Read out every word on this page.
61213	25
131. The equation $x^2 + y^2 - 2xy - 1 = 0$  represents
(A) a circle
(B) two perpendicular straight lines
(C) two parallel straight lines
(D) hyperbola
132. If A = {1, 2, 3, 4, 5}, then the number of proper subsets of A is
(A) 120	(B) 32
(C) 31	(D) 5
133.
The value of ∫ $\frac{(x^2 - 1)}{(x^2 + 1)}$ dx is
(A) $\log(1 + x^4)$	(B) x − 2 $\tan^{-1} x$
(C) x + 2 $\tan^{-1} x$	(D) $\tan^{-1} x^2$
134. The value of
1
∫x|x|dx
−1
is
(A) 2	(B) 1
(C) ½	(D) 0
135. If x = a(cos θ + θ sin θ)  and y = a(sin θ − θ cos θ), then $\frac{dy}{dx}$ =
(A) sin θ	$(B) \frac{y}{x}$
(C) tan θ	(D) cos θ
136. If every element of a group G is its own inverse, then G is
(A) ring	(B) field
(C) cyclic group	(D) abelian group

- - - - - - -

=== Task requirements ===
Each line of the listing above should be output exactly.

=== Final result ===
Read out every word on this page.
61213	25
131. The equation $x^2 + y^2 - 2xy - 1 = 0$  represents
(A) a circle
(B) two perpendicular straight lines
(C) two parallel straight lines
(D) hyperbola
132. If A = {1, 2, 3, 4, 5}, then the number of proper subsets of A is
(A) 120	(B) 32
(C) 31	(D) 5
133.
The value of ∫ $\frac{(x^2 - 1)}{(x^2 + 1)}$ dx is
(A) $\log(1 + x^4)$	(B) x − 2 $\tan^{-1} x$
(C) x + 2 $\tan^{-1} x$	(D) $\tan^{-1} x^2$
134. The value of
1
∫x|x|dx
−1
is
(A) 2	(B) 1
(C) ½	(D) 0
135. If x = a(cos θ + θ sin θ)  and y = a(sin θ − θ cos θ), then $\frac{dy}{dx}$ =
(A) sin θ	$(B) \frac{y}{x}$
(C) tan θ	(D) cos θ
136. If every element of a group G is its own inverse, then G is
(A) ring	(B) field
(C) cyclic group	(D) abelian group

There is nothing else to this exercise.